→ **Instructions to follow**
Write the records out again, precisely as they stand.
** start Supplied entries **
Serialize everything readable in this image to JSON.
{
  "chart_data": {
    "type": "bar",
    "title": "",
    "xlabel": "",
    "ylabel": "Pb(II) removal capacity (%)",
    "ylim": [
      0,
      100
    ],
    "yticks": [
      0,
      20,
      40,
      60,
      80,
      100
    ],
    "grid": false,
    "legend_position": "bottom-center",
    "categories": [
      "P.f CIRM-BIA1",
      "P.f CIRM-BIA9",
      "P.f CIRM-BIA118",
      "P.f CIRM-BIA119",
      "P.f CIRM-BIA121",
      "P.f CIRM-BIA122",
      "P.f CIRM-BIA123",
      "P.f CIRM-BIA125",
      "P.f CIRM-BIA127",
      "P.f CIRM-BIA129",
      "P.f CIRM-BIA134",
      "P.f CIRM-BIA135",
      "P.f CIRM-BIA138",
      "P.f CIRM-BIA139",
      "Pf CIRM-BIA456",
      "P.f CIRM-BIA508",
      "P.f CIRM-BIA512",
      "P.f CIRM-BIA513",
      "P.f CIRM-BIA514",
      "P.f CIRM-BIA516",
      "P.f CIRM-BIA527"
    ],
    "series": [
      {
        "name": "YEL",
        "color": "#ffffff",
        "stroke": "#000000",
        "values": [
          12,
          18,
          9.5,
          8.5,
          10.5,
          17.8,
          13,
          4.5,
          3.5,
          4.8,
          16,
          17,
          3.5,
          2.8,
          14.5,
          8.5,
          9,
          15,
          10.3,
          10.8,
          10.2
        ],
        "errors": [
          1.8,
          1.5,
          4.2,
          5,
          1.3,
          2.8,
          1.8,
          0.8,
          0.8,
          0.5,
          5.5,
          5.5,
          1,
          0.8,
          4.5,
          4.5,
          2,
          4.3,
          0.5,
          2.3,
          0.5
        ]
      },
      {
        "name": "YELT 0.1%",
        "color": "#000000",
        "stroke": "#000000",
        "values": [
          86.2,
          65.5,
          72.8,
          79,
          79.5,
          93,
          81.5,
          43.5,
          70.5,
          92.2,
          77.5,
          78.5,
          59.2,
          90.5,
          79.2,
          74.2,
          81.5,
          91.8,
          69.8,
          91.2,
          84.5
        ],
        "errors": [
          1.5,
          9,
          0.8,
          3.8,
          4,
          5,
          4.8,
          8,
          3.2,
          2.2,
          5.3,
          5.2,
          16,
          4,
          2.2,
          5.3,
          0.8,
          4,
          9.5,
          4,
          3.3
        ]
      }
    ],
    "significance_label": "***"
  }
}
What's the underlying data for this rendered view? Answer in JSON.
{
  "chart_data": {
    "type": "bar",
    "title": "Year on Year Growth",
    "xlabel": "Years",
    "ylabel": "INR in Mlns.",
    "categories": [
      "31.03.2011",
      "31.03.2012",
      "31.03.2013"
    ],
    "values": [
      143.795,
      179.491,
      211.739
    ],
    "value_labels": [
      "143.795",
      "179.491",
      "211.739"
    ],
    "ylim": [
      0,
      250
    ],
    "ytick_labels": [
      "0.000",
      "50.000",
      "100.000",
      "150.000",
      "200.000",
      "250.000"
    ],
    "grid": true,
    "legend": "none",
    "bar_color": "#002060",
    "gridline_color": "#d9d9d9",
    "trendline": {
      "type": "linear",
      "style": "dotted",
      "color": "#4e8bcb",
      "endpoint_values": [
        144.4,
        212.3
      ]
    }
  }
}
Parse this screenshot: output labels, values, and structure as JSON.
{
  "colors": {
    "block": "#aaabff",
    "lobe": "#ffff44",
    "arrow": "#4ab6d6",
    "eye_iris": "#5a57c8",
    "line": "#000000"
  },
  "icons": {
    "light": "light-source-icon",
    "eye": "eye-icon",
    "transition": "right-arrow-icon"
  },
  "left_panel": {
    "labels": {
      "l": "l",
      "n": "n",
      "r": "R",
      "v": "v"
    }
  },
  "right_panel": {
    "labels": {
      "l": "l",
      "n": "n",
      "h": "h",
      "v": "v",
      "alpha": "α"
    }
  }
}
** end Supplied entries **
→ **Full response**
Serialize everything readable in this image to JSON.
{
  "chart_data": {
    "type": "bar",
    "title": "",
    "xlabel": "",
    "ylabel": "Pb(II) removal capacity (%)",
    "ylim": [
      0,
      100
    ],
    "yticks": [
      0,
      20,
      40,
      60,
      80,
      100
    ],
    "grid": false,
    "legend_position": "bottom-center",
    "categories": [
      "P.f CIRM-BIA1",
      "P.f CIRM-BIA9",
      "P.f CIRM-BIA118",
      "P.f CIRM-BIA119",
      "P.f CIRM-BIA121",
      "P.f CIRM-BIA122",
      "P.f CIRM-BIA123",
      "P.f CIRM-BIA125",
      "P.f CIRM-BIA127",
      "P.f CIRM-BIA129",
      "P.f CIRM-BIA134",
      "P.f CIRM-BIA135",
      "P.f CIRM-BIA138",
      "P.f CIRM-BIA139",
      "Pf CIRM-BIA456",
      "P.f CIRM-BIA508",
      "P.f CIRM-BIA512",
      "P.f CIRM-BIA513",
      "P.f CIRM-BIA514",
      "P.f CIRM-BIA516",
      "P.f CIRM-BIA527"
    ],
    "series": [
      {
        "name": "YEL",
        "color": "#ffffff",
        "stroke": "#000000",
        "values": [
          12,
          18,
          9.5,
          8.5,
          10.5,
          17.8,
          13,
          4.5,
          3.5,
          4.8,
          16,
          17,
          3.5,
          2.8,
          14.5,
          8.5,
          9,
          15,
          10.3,
          10.8,
          10.2
        ],
        "errors": [
          1.8,
          1.5,
          4.2,
          5,
          1.3,
          2.8,
          1.8,
          0.8,
          0.8,
          0.5,
          5.5,
          5.5,
          1,
          0.8,
          4.5,
          4.5,
          2,
          4.3,
          0.5,
          2.3,
          0.5
        ]
      },
      {
        "name": "YELT 0.1%",
        "color": "#000000",
        "stroke": "#000000",
        "values": [
          86.2,
          65.5,
          72.8,
          79,
          79.5,
          93,
          81.5,
          43.5,
          70.5,
          92.2,
          77.5,
          78.5,
          59.2,
          90.5,
          79.2,
          74.2,
          81.5,
          91.8,
          69.8,
          91.2,
          84.5
        ],
        "errors": [
          1.5,
          9,
          0.8,
          3.8,
          4,
          5,
          4.8,
          8,
          3.2,
          2.2,
          5.3,
          5.2,
          16,
          4,
          2.2,
          5.3,
          0.8,
          4,
          9.5,
          4,
          3.3
        ]
      }
    ],
    "significance_label": "***"
  }
}
What's the underlying data for this rendered view? Answer in JSON.
{
  "chart_data": {
    "type": "bar",
    "title": "Year on Year Growth",
    "xlabel": "Years",
    "ylabel": "INR in Mlns.",
    "categories": [
      "31.03.2011",
      "31.03.2012",
      "31.03.2013"
    ],
    "values": [
      143.795,
      179.491,
      211.739
    ],
    "value_labels": [
      "143.795",
      "179.491",
      "211.739"
    ],
    "ylim": [
      0,
      250
    ],
    "ytick_labels": [
      "0.000",
      "50.000",
      "100.000",
      "150.000",
      "200.000",
      "250.000"
    ],
    "grid": true,
    "legend": "none",
    "bar_color": "#002060",
    "gridline_color": "#d9d9d9",
    "trendline": {
      "type": "linear",
      "style": "dotted",
      "color": "#4e8bcb",
      "endpoint_values": [
        144.4,
        212.3
      ]
    }
  }
}
Parse this screenshot: output labels, values, and structure as JSON.
{
  "colors": {
    "block": "#aaabff",
    "lobe": "#ffff44",
    "arrow": "#4ab6d6",
    "eye_iris": "#5a57c8",
    "line": "#000000"
  },
  "icons": {
    "light": "light-source-icon",
    "eye": "eye-icon",
    "transition": "right-arrow-icon"
  },
  "left_panel": {
    "labels": {
      "l": "l",
      "n": "n",
      "r": "R",
      "v": "v"
    }
  },
  "right_panel": {
    "labels": {
      "l": "l",
      "n": "n",
      "h": "h",
      "v": "v",
      "alpha": "α"
    }
  }
}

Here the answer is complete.